• **Data section**
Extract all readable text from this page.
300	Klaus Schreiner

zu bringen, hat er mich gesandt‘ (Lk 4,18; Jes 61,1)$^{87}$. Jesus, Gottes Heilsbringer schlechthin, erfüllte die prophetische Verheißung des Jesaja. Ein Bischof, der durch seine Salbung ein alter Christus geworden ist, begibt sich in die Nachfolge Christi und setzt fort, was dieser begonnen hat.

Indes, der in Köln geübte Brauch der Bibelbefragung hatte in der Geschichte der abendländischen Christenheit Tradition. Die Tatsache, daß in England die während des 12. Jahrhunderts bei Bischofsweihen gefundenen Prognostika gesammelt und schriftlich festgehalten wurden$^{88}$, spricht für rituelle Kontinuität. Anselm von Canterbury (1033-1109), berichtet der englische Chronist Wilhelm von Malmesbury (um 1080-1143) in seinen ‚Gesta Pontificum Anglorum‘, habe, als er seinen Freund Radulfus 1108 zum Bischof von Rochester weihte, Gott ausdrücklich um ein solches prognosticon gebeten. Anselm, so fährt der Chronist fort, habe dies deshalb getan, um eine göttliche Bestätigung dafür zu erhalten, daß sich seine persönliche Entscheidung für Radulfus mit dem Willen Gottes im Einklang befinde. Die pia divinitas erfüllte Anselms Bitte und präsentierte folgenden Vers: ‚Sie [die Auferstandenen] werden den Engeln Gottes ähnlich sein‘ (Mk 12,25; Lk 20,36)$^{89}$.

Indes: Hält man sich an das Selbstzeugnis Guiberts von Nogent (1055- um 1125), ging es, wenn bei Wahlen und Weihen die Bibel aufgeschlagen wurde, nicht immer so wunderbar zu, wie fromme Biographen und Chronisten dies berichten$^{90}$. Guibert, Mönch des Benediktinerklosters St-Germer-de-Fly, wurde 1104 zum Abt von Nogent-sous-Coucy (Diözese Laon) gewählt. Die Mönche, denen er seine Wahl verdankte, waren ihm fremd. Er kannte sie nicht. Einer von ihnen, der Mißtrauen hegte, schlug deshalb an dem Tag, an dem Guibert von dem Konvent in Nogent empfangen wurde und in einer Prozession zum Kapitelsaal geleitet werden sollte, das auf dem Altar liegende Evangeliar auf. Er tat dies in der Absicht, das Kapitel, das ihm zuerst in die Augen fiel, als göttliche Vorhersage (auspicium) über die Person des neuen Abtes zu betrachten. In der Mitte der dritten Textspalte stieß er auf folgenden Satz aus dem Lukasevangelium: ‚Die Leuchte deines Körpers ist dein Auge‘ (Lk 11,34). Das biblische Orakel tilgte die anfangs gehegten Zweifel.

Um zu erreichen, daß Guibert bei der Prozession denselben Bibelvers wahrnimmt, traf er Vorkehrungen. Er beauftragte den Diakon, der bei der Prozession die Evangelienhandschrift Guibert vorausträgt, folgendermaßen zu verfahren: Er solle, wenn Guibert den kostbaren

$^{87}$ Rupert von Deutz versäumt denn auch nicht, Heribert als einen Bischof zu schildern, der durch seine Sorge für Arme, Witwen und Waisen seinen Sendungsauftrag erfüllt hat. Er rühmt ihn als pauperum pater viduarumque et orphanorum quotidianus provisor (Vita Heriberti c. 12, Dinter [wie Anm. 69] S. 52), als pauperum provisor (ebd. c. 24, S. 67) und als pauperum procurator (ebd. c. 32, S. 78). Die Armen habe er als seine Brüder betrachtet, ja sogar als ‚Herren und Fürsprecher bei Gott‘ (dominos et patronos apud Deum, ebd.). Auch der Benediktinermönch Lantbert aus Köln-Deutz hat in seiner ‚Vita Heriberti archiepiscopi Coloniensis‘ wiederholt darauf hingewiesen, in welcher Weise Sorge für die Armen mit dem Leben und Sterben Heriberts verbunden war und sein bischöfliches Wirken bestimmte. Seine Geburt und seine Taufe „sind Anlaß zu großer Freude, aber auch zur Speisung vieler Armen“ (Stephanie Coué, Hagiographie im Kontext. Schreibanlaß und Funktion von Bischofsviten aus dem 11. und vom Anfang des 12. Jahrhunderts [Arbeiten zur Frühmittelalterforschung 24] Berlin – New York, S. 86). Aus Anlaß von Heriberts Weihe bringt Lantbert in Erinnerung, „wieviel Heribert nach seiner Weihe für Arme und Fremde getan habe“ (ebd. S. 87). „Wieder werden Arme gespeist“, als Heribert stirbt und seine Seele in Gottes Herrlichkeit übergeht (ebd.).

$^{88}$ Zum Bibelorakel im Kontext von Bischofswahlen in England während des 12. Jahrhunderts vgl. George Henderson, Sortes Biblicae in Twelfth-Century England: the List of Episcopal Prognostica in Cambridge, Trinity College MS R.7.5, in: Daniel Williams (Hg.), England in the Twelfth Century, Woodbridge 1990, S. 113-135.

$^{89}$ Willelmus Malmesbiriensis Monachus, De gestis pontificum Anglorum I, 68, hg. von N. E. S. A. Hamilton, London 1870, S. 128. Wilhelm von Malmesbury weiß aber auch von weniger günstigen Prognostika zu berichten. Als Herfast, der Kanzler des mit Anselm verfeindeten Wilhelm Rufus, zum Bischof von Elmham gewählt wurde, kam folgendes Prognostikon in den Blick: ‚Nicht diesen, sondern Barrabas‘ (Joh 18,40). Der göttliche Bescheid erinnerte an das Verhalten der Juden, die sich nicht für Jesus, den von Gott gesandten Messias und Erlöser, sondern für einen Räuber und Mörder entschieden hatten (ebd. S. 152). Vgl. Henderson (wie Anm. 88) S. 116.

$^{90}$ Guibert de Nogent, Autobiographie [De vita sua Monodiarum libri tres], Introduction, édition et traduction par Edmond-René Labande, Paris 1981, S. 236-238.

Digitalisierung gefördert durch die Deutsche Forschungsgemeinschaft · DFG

• **The problem**
Please restate the data word for word, every record included.

• **In response**
Extract all readable text from this page.
300	Klaus Schreiner

zu bringen, hat er mich gesandt‘ (Lk 4,18; Jes 61,1)$^{87}$. Jesus, Gottes Heilsbringer schlechthin, erfüllte die prophetische Verheißung des Jesaja. Ein Bischof, der durch seine Salbung ein alter Christus geworden ist, begibt sich in die Nachfolge Christi und setzt fort, was dieser begonnen hat.

Indes, der in Köln geübte Brauch der Bibelbefragung hatte in der Geschichte der abendländischen Christenheit Tradition. Die Tatsache, daß in England die während des 12. Jahrhunderts bei Bischofsweihen gefundenen Prognostika gesammelt und schriftlich festgehalten wurden$^{88}$, spricht für rituelle Kontinuität. Anselm von Canterbury (1033-1109), berichtet der englische Chronist Wilhelm von Malmesbury (um 1080-1143) in seinen ‚Gesta Pontificum Anglorum‘, habe, als er seinen Freund Radulfus 1108 zum Bischof von Rochester weihte, Gott ausdrücklich um ein solches prognosticon gebeten. Anselm, so fährt der Chronist fort, habe dies deshalb getan, um eine göttliche Bestätigung dafür zu erhalten, daß sich seine persönliche Entscheidung für Radulfus mit dem Willen Gottes im Einklang befinde. Die pia divinitas erfüllte Anselms Bitte und präsentierte folgenden Vers: ‚Sie [die Auferstandenen] werden den Engeln Gottes ähnlich sein‘ (Mk 12,25; Lk 20,36)$^{89}$.

Indes: Hält man sich an das Selbstzeugnis Guiberts von Nogent (1055- um 1125), ging es, wenn bei Wahlen und Weihen die Bibel aufgeschlagen wurde, nicht immer so wunderbar zu, wie fromme Biographen und Chronisten dies berichten$^{90}$. Guibert, Mönch des Benediktinerklosters St-Germer-de-Fly, wurde 1104 zum Abt von Nogent-sous-Coucy (Diözese Laon) gewählt. Die Mönche, denen er seine Wahl verdankte, waren ihm fremd. Er kannte sie nicht. Einer von ihnen, der Mißtrauen hegte, schlug deshalb an dem Tag, an dem Guibert von dem Konvent in Nogent empfangen wurde und in einer Prozession zum Kapitelsaal geleitet werden sollte, das auf dem Altar liegende Evangeliar auf. Er tat dies in der Absicht, das Kapitel, das ihm zuerst in die Augen fiel, als göttliche Vorhersage (auspicium) über die Person des neuen Abtes zu betrachten. In der Mitte der dritten Textspalte stieß er auf folgenden Satz aus dem Lukasevangelium: ‚Die Leuchte deines Körpers ist dein Auge‘ (Lk 11,34). Das biblische Orakel tilgte die anfangs gehegten Zweifel.

Um zu erreichen, daß Guibert bei der Prozession denselben Bibelvers wahrnimmt, traf er Vorkehrungen. Er beauftragte den Diakon, der bei der Prozession die Evangelienhandschrift Guibert vorausträgt, folgendermaßen zu verfahren: Er solle, wenn Guibert den kostbaren

$^{87}$ Rupert von Deutz versäumt denn auch nicht, Heribert als einen Bischof zu schildern, der durch seine Sorge für Arme, Witwen und Waisen seinen Sendungsauftrag erfüllt hat. Er rühmt ihn als pauperum pater viduarumque et orphanorum quotidianus provisor (Vita Heriberti c. 12, Dinter [wie Anm. 69] S. 52), als pauperum provisor (ebd. c. 24, S. 67) und als pauperum procurator (ebd. c. 32, S. 78). Die Armen habe er als seine Brüder betrachtet, ja sogar als ‚Herren und Fürsprecher bei Gott‘ (dominos et patronos apud Deum, ebd.). Auch der Benediktinermönch Lantbert aus Köln-Deutz hat in seiner ‚Vita Heriberti archiepiscopi Coloniensis‘ wiederholt darauf hingewiesen, in welcher Weise Sorge für die Armen mit dem Leben und Sterben Heriberts verbunden war und sein bischöfliches Wirken bestimmte. Seine Geburt und seine Taufe „sind Anlaß zu großer Freude, aber auch zur Speisung vieler Armen“ (Stephanie Coué, Hagiographie im Kontext. Schreibanlaß und Funktion von Bischofsviten aus dem 11. und vom Anfang des 12. Jahrhunderts [Arbeiten zur Frühmittelalterforschung 24] Berlin – New York, S. 86). Aus Anlaß von Heriberts Weihe bringt Lantbert in Erinnerung, „wieviel Heribert nach seiner Weihe für Arme und Fremde getan habe“ (ebd. S. 87). „Wieder werden Arme gespeist“, als Heribert stirbt und seine Seele in Gottes Herrlichkeit übergeht (ebd.).

$^{88}$ Zum Bibelorakel im Kontext von Bischofswahlen in England während des 12. Jahrhunderts vgl. George Henderson, Sortes Biblicae in Twelfth-Century England: the List of Episcopal Prognostica in Cambridge, Trinity College MS R.7.5, in: Daniel Williams (Hg.), England in the Twelfth Century, Woodbridge 1990, S. 113-135.

$^{89}$ Willelmus Malmesbiriensis Monachus, De gestis pontificum Anglorum I, 68, hg. von N. E. S. A. Hamilton, London 1870, S. 128. Wilhelm von Malmesbury weiß aber auch von weniger günstigen Prognostika zu berichten. Als Herfast, der Kanzler des mit Anselm verfeindeten Wilhelm Rufus, zum Bischof von Elmham gewählt wurde, kam folgendes Prognostikon in den Blick: ‚Nicht diesen, sondern Barrabas‘ (Joh 18,40). Der göttliche Bescheid erinnerte an das Verhalten der Juden, die sich nicht für Jesus, den von Gott gesandten Messias und Erlöser, sondern für einen Räuber und Mörder entschieden hatten (ebd. S. 152). Vgl. Henderson (wie Anm. 88) S. 116.

$^{90}$ Guibert de Nogent, Autobiographie [De vita sua Monodiarum libri tres], Introduction, édition et traduction par Edmond-René Labande, Paris 1981, S. 236-238.

Digitalisierung gefördert durch die Deutsche Forschungsgemeinschaft · DFG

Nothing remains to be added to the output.